:: PROVIDED PASSAGE ::
Strings with maximum length are a bummer but null terminated strings have their own problems and are part of the whole "unsafe at any speed" nature of C.

The thing about the CoCo was that Radio Shack sold an absurd number of peripherals for it.

I got a "multi-pak" which would let me plug in four devices to the cartridge slot and I had a real UART for it. The built-in sound was awful but you could get an Orchestra-90, a speech synthesizer cartridge, etc. Most of the hardware and software at the time supported hardware flow control which made the bit-banger serial report more reliable than you might think at low speeds.

The video was a real problem, I think a lot of software didn't get ported to the Coco because everybody thought 40 column text was bad enough, who wants to deal with 32? For instance I never saw the Infocom games being available for the Coco although I found out just recently that Infocam had made a Z-Machine interpreter for it. Eventually they came out with a Coco 3 that had 80 column text and high resolution modes with a lot of colors but it was getting late at that point.


We (my friend and myself who had identical machines) managed to squeeze 64x32 (256x192, so the font (4x6!) wasn't exactly spectacular but it worked well enough for real use) out of the 'high res' monochrome graphics mode (PMODE 4) and that really made life easier.


The fixed string were a thing in ISO Pascal, most dialects had better string support, and even ISO Extended Pascal ended up improving them, although by then no one cared.


There was a UK clone of the CoCo that had a half decent keyboard, the Dragon 32 (actually: it had 64K if you tickled it just so).


I'm currently running CP/M, on a Z80 single-board computer with 64k RAM.

Compiling a simple snake, or tetris game, takes about two seconds. CP/M with turbo pascal is pretty fast.

I started my journey with ZX Spectrum BASIC, then z80 assembly, before jumping to MS-DOS and x86 assembly. Learning C, and other languages, didn't start until my 16-bit days.

:: INFORMATION SUPPLIED ::

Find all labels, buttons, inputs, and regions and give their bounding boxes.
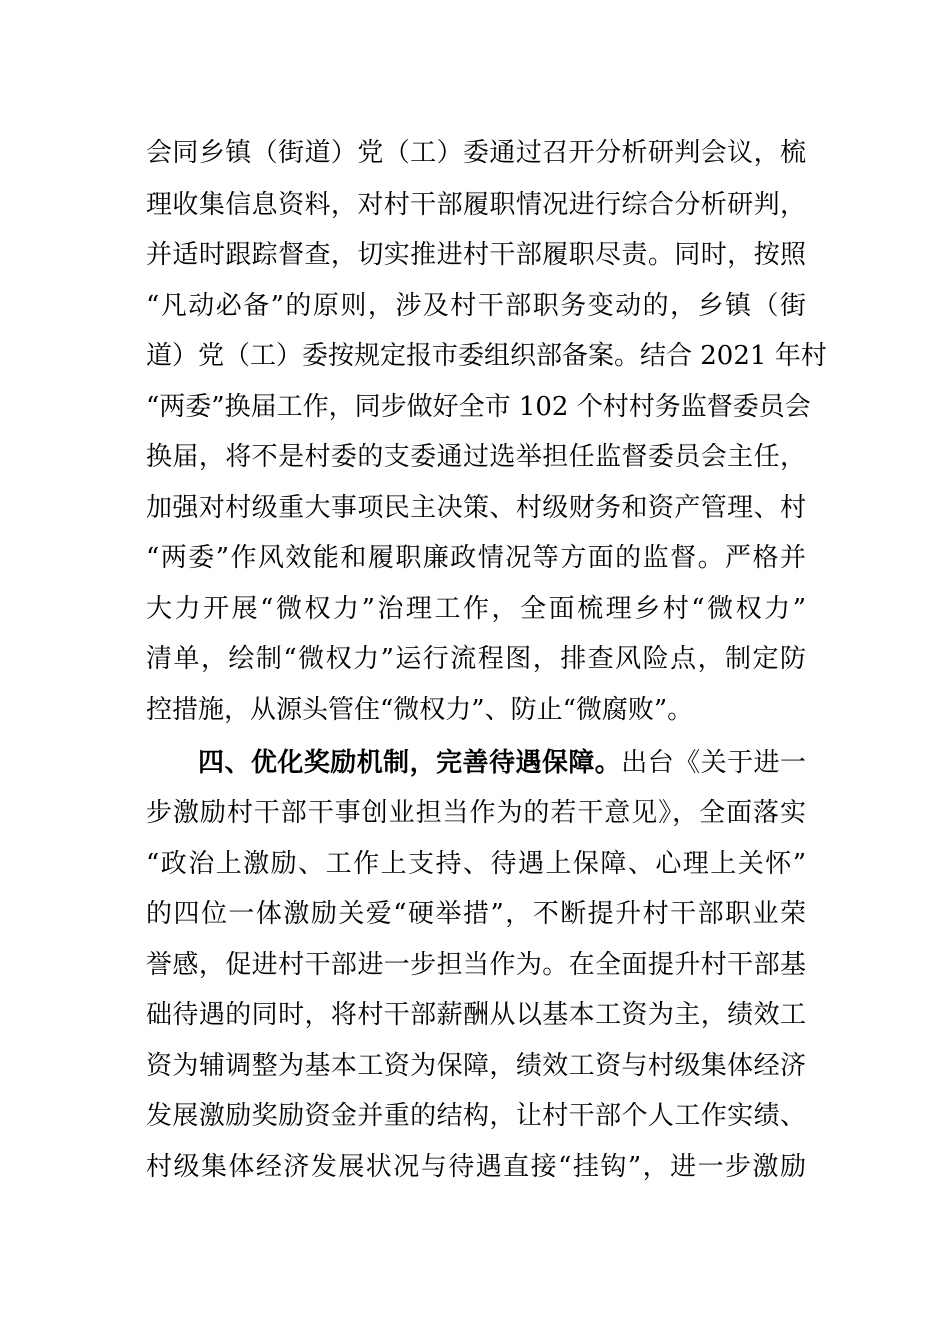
paragraph-1-line-6: “两委”换届工作，同步做好全市 102 个村村务监督委员会: [146, 392, 811, 422]
section-heading: 四、优化奖励机制，完善待遇保障。: [198, 748, 622, 778]
paragraph-2-first-line: [198, 738, 806, 788]
paragraph-2-line-6: 础待遇的同时，将村干部薪酬从以基本工资为主，绩效工: [146, 1000, 806, 1030]
paragraph-2-line-8: 发展激励奖励资金并重的结构，让村干部个人工作实绩、: [146, 1101, 806, 1131]
paragraph-1-line-12: 控措施，从源头管住“微权力”、防止“微腐败”。: [146, 695, 694, 725]
paragraph-1-line-8: 加强对村级重大事项民主决策、村级财务和资产管理、村: [146, 493, 806, 523]
paragraph-2-line-3: “政治上激励、工作上支持、待遇上保障、心理上关怀”: [146, 849, 806, 879]
paragraph-1-line-4: “凡动必备”的原则，涉及村干部职务变动的，乡镇（街: [146, 291, 806, 321]
paragraph-1-line-1: 会同乡镇（街道）党（工）委通过召开分析研判会议，梳: [146, 138, 806, 168]
paragraph-1-line-3: 并适时跟踪督查，切实推进村干部履职尽责。同时，按照: [146, 240, 806, 270]
paragraph-1-line-7: 换届，将不是村委的支委通过选举担任监督委员会主任，: [146, 442, 806, 472]
paragraph-1-line-10: 大力开展“微权力”治理工作，全面梳理乡村“微权力”: [146, 594, 806, 624]
paragraph-2-line-2: 步激励村干部干事创业担当作为的若干意见》，全面落实: [146, 798, 806, 828]
paragraph-2-first-line-text: 出台《关于进一: [621, 748, 806, 778]
paragraph-2-line-4: 的四位一体激励关爱“硬举措”，不断提升村干部职业荣: [146, 899, 806, 929]
paragraph-1-line-5: 道）党（工）委按规定报市委组织部备案。结合 2021 年村: [146, 341, 827, 371]
paragraph-1-line-9: “两委”作风效能和履职廉政情况等方面的监督。严格并: [146, 543, 806, 573]
paragraph-1-line-11: 清单，绘制“微权力”运行流程图，排查风险点，制定防: [146, 644, 806, 674]
paragraph-2-line-7: 资为辅调整为基本工资为保障，绩效工资与村级集体经济: [146, 1051, 806, 1081]
paragraph-2-line-9: 村级集体经济发展状况与待遇直接“挂钩”，进一步激励: [146, 1152, 806, 1182]
paragraph-2-line-5: 誉感，促进村干部进一步担当作为。在全面提升村干部基: [146, 950, 806, 980]
paragraph-1-line-2: 理收集信息资料，对村干部履职情况进行综合分析研判，: [146, 190, 806, 220]
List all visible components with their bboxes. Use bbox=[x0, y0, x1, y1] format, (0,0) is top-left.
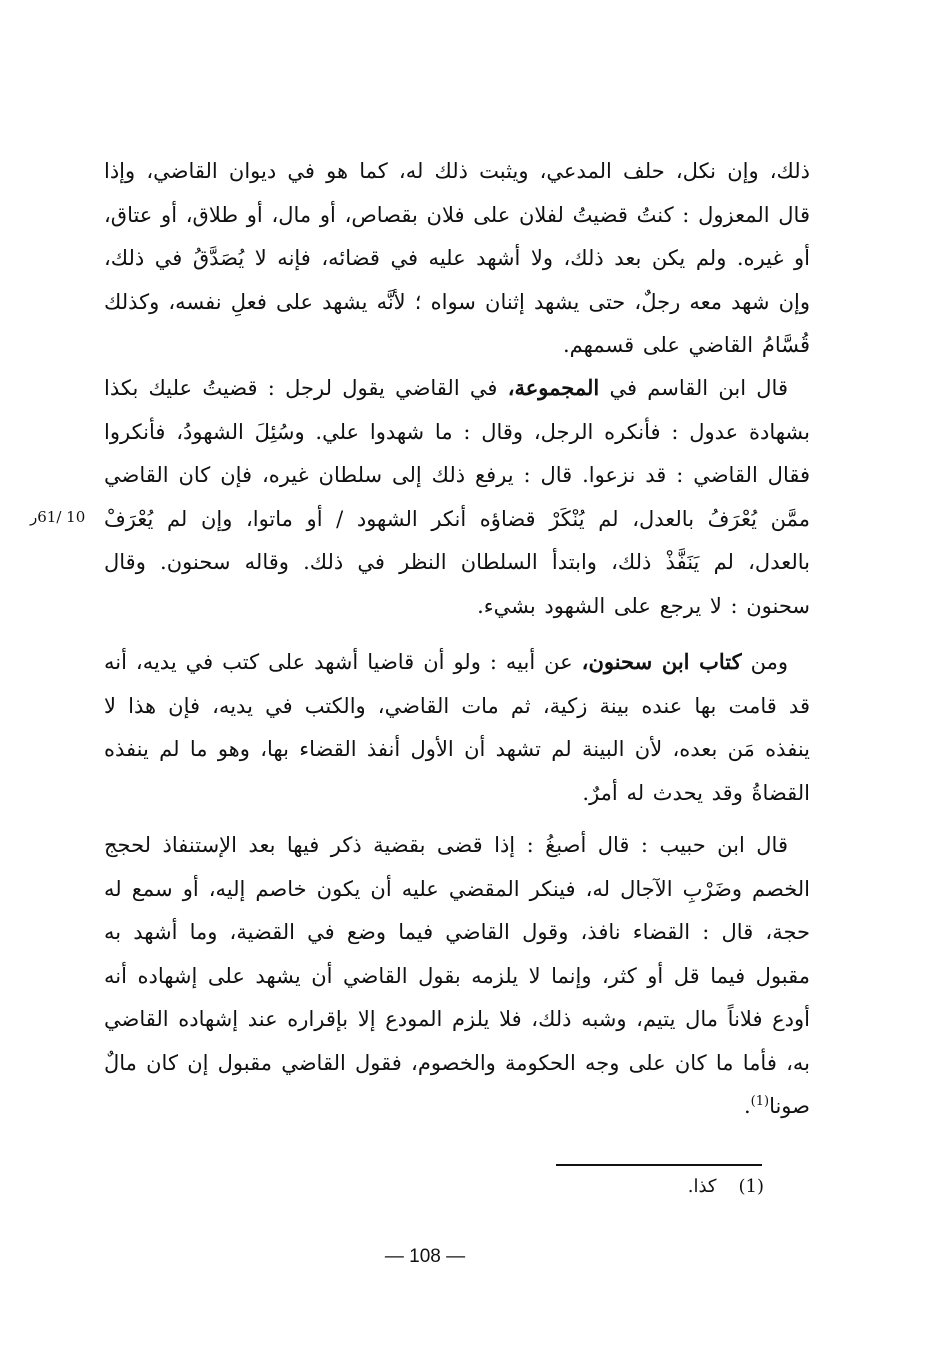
paragraph-4 bbox=[104, 824, 810, 1129]
footnote-text: كذا. bbox=[687, 1176, 717, 1197]
paragraph-2-text: في القاضي يقول لرجل : قضيتُ عليك بكذا بشهادة عدول : فأنكره الرجل، وقال : ما شهدوا علي. وسُئِلَ الشهودُ، فأنكروا فقال القاضي : قد نزعوا. قال : يرفع ذلك إلى سلطان غيره، فإن كان القاضي ممَّن يُعْرَفُ بالعدل، لم يُنْكَرْ قضاؤه أنكر الشهود / أو ماتوا، وإن لم يُعْرَفْ بالعدل، لم يَنَفَّذْ ذلك، وابتدأ السلطان النظر في ذلك. وقاله سحنون. وقال سحنون : لا يرجع على الشهود بشيء. bbox=[104, 376, 810, 618]
paragraph-4-tail: . bbox=[743, 1094, 751, 1118]
paragraph-3-body bbox=[104, 640, 810, 815]
paragraph-3-lead: ومن bbox=[750, 650, 789, 674]
footnote-number: (1) bbox=[738, 1176, 764, 1197]
paragraph-4-text: قال ابن حبيب : قال أصبغُ : إذا قضى بقضية ذكر فيها بعد الإستنفاذ لحجج الخصم وضَرْبِ الآجال له، فينكر المقضي عليه أن يكون خاصم إليه، أو سمع له حجة، قال : القضاء نافذ، وقول القاضي فيما وضع في القضية، وما أشهد به مقبول فيما قل أو كثر، وإنما لا يلزمه بقول القاضي أن يشهد على إشهاده أنه أودع فلاناً مال يتيم، وشبه ذلك، فلا يلزم المودع إلا بإقراره عند إشهاده القاضي به، فأما ما كان على وجه الحكومة والخصوم، فقول القاضي مقبول إن كان مالٌ صونا bbox=[104, 833, 810, 1118]
paragraph-2-body bbox=[104, 366, 810, 628]
paragraph-1 bbox=[104, 150, 810, 368]
paragraph-2-lead: قال ابن القاسم في bbox=[609, 376, 788, 400]
paragraph-4-body bbox=[104, 824, 810, 1129]
footnote-separator bbox=[556, 1164, 762, 1166]
footnote-reference: (1) bbox=[750, 1094, 770, 1109]
paragraph-2 bbox=[104, 366, 810, 628]
paragraph-3 bbox=[104, 640, 810, 815]
paragraph-1-text: ذلك، وإن نكل، حلف المدعي، ويثبت ذلك له، كما هو في ديوان القاضي، وإذا قال المعزول : كنتُ قضيتُ لفلان على فلان بقصاص، أو مال، أو طلاق، أو عتاق، أو غيره. ولم يكن بعد ذلك، ولا أشهد عليه في قضائه، فإنه لا يُصَدَّقُ في ذلك، وإن شهد معه رجلٌ، حتى يشهد إثنان سواه ؛ لأنَّه يشهد على فعلِ نفسه، وكذلك قُسَّامُ القاضي على قسمهم. bbox=[104, 159, 810, 357]
margin-folio-note: 10 /61ر bbox=[30, 508, 86, 526]
paragraph-3-source-title: كتاب ابن سحنون، bbox=[581, 649, 742, 674]
footnote bbox=[688, 1176, 764, 1197]
paragraph-2-source-title: المجموعة، bbox=[507, 375, 600, 400]
paragraph-3-text: عن أبيه : ولو أن قاضيا أشهد على كتب في يديه، أنه قد قامت بها عنده بينة زكية، ثم مات القاضي، والكتب في يديه، فإن هذا لا ينفذه مَن بعده، لأن البينة لم تشهد أن الأول أنفذ القضاء بها، وهو ما لم ينفذه القضاةُ وقد يحدث له أمرٌ. bbox=[104, 650, 810, 805]
page-number: — 108 — bbox=[384, 1246, 466, 1267]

:: LIST OF TASKS ::
a – Transcribe the retro computing comments, starting at the words "The fixed string" and stopping after "with 64k RAM.".
b – Pick up the retro computing comments after their last sentence and keep writing.

:: TASK-BY-TASK RESULTS ::
a –
The fixed string were a thing in ISO Pascal, most dialects had better string support, and even ISO Extended Pascal ended up improving them, although by then no one cared.


There was a UK clone of the CoCo that had a half decent keyboard, the Dragon 32 (actually: it had 64K if you tickled it just so).


I'm currently running CP/M, on a Z80 single-board computer with 64k RAM.

b –
(Though I have a memory of receiving a FORTH system for the ZX Spectrum I don't think I did anything useful with it, or fully understood it given that I was about 15 at the time.)


Very nice, what are you running, one of Ciarcia's boards or something else entirely? And what do you use for mass storage?

When I was in 8 bit territory the best I could get was 360K floppies and running any kind of serious compiler required multiple floppy swaps to get the passes in. 6809 with 64K RAM was the best 8 bit system that I had, the next best was a BBC Model B with a very much maxed out Solidisk (more than maxed out, we ran more banks than were officially supported).


A random board I came across by accident - low production run, but decent despite that.

The board uses an USB-stick for storage, formatted as a FAT filesystem which makes exchanging files between this and another system easy - though of course you can transfer files over the serial port.

The biggest issue is that the board has only 62k of RAM so I'm stuck with CP/M 2.2, rather than 3.0 which requires paging-support. Still I can run infocom games, BASIC, Turbo Pascal, and other retro things.


I'd love to know more about your board, it sounds like a very interesting one. Is it in S100 bus format or something bespoke?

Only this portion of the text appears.